In the data, extract each line that holds the string "name".
┌─ Extracted material
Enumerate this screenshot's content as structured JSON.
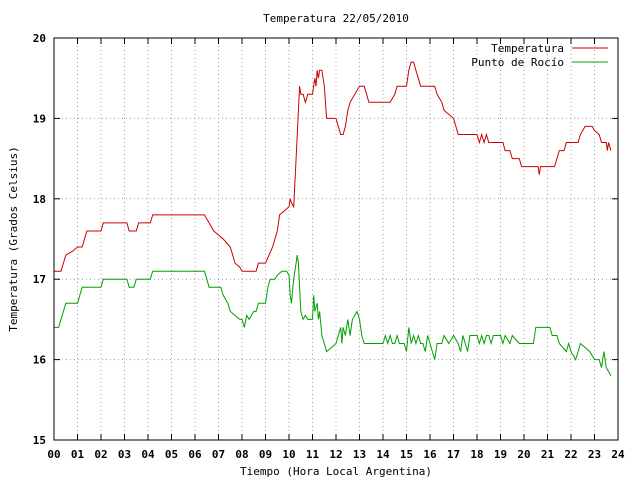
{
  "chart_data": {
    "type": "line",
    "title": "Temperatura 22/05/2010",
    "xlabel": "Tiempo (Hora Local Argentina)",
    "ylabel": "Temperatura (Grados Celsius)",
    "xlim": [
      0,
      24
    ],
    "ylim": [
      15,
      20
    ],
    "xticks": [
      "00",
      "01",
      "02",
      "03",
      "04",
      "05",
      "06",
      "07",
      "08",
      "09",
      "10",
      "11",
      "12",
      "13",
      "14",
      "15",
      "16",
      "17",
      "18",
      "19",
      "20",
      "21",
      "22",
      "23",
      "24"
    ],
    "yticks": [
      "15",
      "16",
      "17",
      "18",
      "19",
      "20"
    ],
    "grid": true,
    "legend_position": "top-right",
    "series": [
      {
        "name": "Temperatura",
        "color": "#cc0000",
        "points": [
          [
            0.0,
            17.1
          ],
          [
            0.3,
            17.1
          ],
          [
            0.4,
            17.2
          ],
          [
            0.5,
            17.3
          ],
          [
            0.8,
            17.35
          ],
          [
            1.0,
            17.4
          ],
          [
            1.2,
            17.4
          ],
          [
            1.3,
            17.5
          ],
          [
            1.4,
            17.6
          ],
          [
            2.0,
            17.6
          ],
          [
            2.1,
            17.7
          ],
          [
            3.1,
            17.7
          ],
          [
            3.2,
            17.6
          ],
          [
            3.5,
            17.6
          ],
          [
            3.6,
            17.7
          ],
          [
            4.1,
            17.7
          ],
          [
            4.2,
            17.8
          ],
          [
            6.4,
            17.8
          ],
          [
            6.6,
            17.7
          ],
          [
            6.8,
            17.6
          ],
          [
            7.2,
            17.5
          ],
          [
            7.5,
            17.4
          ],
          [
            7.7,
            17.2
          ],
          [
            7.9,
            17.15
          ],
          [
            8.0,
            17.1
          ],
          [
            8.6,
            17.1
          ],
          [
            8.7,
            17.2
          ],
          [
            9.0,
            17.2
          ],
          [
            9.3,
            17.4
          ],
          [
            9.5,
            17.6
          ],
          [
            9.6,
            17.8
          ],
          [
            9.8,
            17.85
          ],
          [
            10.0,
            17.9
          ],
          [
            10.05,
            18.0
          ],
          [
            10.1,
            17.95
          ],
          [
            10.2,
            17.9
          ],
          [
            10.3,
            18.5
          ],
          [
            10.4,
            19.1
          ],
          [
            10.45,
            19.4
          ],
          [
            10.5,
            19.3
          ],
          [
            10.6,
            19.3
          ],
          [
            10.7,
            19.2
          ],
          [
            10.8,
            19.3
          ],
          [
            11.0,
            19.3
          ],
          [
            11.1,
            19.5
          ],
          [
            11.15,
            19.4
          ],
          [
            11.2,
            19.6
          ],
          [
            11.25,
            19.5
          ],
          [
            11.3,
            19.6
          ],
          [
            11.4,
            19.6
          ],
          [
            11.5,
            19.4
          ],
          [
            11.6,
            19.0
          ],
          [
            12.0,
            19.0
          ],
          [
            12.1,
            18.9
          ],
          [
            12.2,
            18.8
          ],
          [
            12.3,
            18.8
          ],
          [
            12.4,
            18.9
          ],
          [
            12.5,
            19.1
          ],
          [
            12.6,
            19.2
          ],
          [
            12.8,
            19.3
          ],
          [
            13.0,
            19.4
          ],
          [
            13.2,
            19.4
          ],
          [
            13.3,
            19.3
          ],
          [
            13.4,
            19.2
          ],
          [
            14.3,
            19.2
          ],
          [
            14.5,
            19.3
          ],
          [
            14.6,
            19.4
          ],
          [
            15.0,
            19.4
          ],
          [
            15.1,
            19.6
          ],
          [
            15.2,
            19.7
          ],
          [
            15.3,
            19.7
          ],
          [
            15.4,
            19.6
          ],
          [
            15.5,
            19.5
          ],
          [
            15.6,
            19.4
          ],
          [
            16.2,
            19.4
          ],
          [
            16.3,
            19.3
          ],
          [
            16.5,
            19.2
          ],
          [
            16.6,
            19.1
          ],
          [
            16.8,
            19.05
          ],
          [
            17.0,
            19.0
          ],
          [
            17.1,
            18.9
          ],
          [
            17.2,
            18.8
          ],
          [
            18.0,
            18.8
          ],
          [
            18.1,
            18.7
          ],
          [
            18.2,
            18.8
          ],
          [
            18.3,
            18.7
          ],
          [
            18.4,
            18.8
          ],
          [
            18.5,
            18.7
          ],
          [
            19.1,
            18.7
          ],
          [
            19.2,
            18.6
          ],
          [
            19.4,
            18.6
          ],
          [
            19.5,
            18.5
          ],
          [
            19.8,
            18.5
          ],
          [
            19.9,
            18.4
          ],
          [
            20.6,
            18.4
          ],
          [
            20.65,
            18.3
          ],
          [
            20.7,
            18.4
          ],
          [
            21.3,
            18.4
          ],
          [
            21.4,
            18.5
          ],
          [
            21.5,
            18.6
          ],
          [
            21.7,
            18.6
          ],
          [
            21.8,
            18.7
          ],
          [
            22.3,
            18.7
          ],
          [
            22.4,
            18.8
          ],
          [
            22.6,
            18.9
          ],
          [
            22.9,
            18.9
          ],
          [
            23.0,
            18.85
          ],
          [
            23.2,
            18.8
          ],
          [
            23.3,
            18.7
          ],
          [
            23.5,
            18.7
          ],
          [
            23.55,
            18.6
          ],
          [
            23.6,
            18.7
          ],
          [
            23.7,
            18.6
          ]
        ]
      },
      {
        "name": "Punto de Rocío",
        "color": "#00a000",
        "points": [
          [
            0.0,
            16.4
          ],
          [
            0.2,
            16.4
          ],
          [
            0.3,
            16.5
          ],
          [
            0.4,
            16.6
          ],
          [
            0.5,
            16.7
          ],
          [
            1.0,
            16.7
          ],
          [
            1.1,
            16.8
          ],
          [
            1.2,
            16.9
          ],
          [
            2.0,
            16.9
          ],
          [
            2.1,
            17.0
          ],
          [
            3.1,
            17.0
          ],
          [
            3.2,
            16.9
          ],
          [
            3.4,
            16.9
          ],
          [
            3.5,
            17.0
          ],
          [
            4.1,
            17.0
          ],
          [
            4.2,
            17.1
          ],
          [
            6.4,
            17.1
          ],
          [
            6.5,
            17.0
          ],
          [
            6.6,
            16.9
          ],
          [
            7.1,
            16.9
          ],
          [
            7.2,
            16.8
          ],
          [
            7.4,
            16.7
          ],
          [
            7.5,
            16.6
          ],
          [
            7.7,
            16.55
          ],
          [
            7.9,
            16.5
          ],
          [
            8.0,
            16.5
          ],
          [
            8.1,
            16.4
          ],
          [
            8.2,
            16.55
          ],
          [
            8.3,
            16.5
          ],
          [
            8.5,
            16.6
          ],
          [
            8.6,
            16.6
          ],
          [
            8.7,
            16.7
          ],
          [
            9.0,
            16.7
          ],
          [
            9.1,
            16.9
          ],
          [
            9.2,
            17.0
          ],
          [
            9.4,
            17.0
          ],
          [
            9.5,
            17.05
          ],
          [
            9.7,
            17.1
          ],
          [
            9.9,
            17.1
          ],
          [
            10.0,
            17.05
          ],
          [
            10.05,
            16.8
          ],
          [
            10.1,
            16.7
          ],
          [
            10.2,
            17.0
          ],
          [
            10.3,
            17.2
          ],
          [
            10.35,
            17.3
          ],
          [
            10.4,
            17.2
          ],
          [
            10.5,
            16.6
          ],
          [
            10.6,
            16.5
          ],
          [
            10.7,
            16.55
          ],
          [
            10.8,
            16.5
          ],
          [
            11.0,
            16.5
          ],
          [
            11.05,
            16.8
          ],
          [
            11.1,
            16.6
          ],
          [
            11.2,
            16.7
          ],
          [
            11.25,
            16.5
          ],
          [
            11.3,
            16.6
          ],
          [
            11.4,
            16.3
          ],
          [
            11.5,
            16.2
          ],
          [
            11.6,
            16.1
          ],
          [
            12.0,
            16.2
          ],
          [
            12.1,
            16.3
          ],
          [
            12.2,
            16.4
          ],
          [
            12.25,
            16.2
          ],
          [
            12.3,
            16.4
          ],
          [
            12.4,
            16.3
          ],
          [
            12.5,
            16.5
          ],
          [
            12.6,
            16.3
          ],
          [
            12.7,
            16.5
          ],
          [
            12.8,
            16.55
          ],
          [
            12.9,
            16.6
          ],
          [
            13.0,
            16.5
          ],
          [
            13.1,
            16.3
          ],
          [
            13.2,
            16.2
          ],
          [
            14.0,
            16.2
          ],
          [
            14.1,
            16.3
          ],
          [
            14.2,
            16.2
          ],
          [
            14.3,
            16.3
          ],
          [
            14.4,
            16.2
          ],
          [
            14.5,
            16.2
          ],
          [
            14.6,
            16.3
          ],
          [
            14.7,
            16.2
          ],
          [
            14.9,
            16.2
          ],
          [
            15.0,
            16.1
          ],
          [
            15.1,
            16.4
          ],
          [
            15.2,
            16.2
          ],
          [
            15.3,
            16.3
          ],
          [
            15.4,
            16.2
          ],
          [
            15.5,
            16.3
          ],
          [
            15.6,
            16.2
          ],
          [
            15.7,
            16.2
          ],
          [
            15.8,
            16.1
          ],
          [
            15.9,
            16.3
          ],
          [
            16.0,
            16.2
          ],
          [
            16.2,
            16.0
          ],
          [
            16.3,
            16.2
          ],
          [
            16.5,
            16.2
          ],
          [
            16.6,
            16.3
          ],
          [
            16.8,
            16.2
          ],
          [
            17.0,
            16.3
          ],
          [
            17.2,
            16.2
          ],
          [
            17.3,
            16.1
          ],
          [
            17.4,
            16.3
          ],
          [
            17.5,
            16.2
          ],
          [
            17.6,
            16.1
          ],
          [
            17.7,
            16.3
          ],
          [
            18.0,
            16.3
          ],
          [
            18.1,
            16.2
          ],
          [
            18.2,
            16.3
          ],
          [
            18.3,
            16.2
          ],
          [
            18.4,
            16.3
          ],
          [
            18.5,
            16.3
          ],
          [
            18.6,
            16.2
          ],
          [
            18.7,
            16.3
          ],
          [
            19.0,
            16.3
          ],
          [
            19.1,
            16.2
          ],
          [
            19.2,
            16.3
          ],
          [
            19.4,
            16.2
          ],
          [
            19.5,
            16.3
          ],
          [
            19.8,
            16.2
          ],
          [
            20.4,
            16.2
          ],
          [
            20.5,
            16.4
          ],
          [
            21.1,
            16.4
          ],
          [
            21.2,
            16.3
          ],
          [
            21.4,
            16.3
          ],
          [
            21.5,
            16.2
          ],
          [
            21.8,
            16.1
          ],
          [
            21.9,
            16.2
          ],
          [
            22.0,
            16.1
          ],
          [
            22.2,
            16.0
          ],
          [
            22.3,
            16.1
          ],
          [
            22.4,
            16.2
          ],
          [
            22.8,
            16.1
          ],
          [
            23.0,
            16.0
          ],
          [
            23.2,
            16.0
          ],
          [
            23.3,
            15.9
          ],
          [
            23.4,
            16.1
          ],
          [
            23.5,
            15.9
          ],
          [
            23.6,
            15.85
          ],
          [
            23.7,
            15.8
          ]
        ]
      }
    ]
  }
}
└─
**The completed task**
        "name": "Temperatura",
        "name": "Punto de Rocío",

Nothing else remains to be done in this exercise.